■ The request
Copy out the lines that have "пункта" in them.

■ Records for this task
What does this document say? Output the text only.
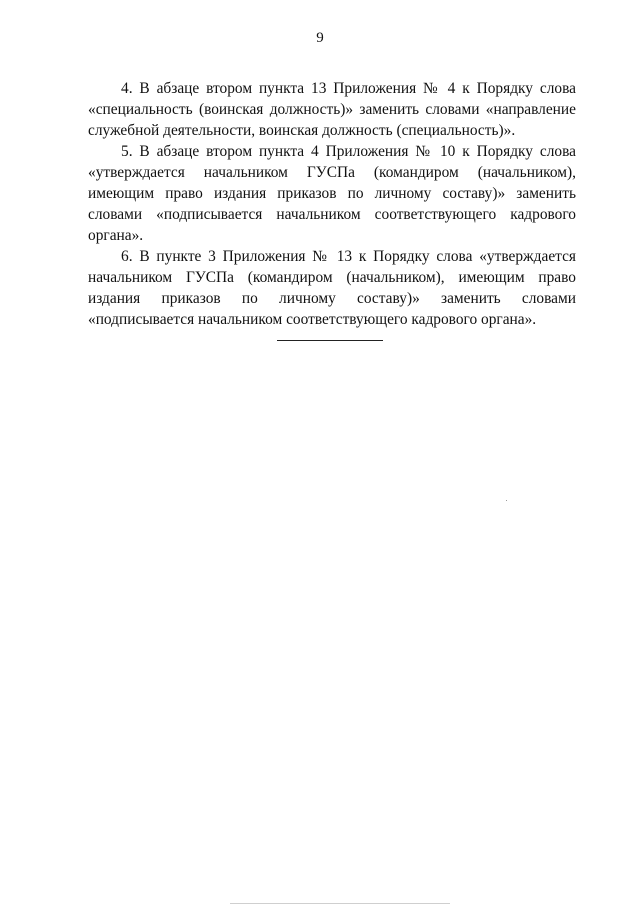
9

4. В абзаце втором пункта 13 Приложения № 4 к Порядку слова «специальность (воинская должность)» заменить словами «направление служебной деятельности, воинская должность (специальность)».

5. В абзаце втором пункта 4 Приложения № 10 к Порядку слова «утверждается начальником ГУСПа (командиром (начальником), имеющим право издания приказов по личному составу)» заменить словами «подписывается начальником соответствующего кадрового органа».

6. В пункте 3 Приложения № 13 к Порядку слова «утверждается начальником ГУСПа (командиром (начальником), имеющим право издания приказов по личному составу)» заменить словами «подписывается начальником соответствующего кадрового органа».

* * *

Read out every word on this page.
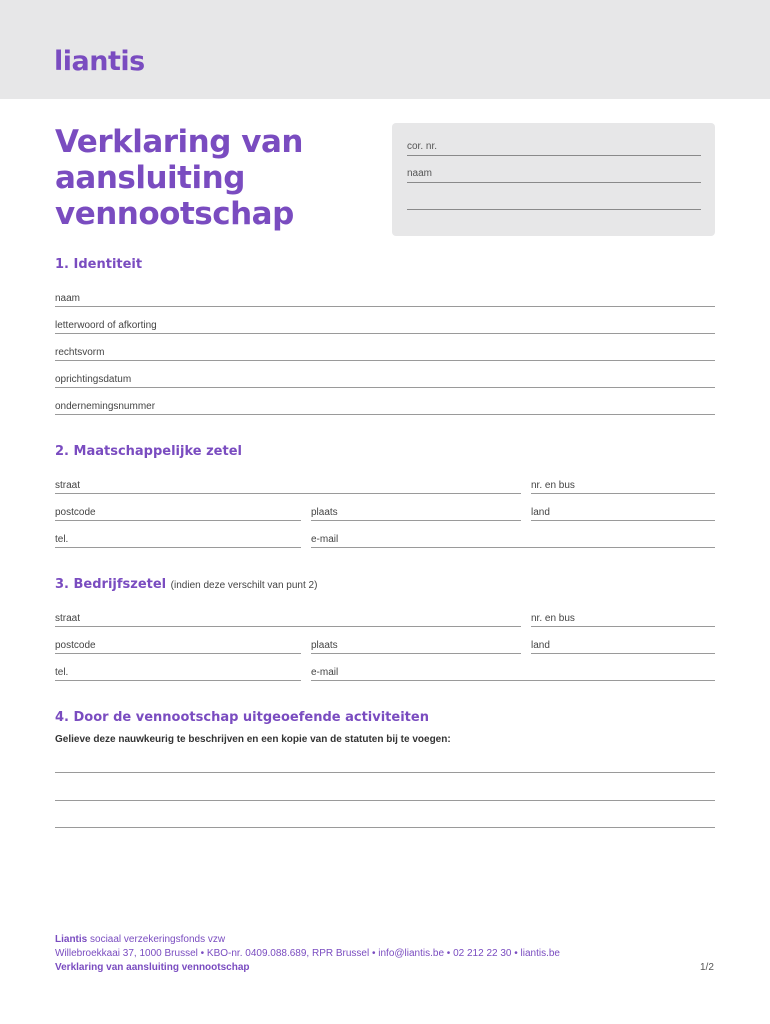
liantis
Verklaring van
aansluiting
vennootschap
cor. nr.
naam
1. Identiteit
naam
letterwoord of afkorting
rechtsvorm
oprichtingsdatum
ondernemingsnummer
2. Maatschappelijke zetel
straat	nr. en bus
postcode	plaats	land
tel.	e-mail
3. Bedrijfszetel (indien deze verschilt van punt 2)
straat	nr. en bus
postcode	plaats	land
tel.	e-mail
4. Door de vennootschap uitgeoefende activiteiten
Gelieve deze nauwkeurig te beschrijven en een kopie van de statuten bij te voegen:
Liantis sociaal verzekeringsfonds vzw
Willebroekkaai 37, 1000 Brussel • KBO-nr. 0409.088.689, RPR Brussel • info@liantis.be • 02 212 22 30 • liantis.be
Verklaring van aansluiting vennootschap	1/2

■ Expected answer
4. В абзаце втором пункта 13 Приложения № 4 к Порядку слова «специальность (воинская должность)» заменить словами «направление служебной деятельности, воинская должность (специальность)».
5. В абзаце втором пункта 4 Приложения № 10 к Порядку слова «утверждается начальником ГУСПа (командиром (начальником), имеющим право издания приказов по личному составу)» заменить словами «подписывается начальником соответствующего кадрового органа».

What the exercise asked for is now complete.